WHAT THE EXERCISE ASKS: Wherever the string "this" appears, copy the whole line.
[Begin RECORD EXCERPTS]
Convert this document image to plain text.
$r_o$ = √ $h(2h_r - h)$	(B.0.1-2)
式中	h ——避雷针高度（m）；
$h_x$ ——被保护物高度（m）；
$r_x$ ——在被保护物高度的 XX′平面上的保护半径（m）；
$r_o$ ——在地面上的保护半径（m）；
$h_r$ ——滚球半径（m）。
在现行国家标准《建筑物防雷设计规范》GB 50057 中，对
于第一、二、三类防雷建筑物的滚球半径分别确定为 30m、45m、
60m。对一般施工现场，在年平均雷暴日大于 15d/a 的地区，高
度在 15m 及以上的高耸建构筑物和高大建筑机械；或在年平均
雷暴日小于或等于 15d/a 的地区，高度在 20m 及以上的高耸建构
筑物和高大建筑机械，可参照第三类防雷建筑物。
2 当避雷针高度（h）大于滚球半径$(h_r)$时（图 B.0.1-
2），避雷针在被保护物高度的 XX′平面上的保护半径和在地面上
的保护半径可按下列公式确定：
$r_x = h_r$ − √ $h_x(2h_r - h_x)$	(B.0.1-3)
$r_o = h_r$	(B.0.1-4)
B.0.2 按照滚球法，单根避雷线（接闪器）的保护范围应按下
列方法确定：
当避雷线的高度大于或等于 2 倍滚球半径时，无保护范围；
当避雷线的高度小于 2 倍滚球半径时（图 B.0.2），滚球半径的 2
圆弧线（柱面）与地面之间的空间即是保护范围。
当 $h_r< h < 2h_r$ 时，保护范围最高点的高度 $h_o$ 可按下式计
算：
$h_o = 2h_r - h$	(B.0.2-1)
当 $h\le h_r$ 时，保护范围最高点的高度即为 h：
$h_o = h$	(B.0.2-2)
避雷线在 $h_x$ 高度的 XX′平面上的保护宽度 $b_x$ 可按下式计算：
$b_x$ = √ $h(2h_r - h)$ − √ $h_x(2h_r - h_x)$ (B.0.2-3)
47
[End RECORD EXCERPTS]
[Begin RECORD EXCERPTS]
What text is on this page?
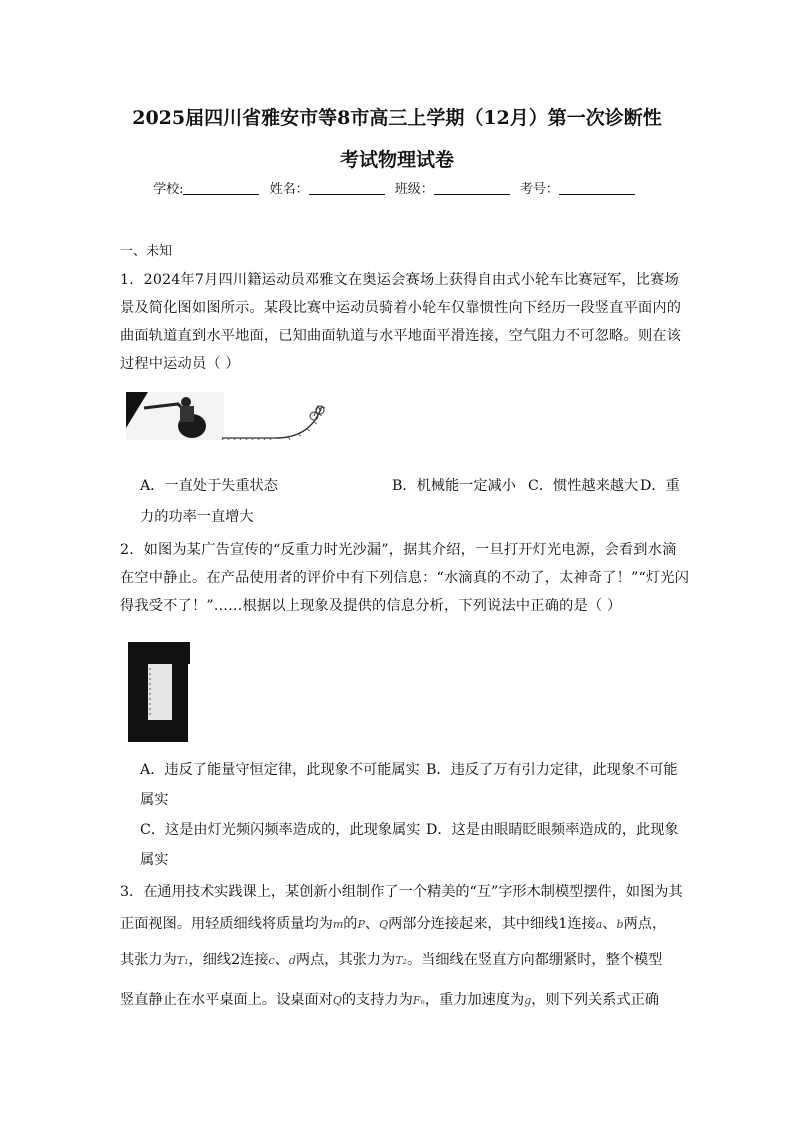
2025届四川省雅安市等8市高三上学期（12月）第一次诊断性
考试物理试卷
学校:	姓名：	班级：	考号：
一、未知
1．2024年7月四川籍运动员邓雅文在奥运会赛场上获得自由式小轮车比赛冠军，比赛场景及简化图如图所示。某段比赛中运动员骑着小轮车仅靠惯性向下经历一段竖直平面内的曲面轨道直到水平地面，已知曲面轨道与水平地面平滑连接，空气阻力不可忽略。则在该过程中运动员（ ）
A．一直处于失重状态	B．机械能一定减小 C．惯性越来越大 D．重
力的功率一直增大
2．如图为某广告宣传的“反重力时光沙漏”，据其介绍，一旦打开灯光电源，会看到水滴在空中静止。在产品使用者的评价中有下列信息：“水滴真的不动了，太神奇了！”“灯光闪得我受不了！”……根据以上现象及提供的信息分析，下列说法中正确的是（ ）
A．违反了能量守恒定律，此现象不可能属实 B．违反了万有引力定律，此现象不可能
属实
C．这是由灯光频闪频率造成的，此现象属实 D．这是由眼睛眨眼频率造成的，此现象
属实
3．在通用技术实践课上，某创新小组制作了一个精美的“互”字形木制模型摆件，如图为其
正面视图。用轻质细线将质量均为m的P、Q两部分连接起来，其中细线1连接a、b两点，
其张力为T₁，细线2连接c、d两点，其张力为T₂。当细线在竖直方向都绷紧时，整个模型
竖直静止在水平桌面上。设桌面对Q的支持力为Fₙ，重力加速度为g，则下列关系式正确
[End RECORD EXCERPTS]
COMPLETED TASK:
Convert this document image to plain text.
What text is on this page?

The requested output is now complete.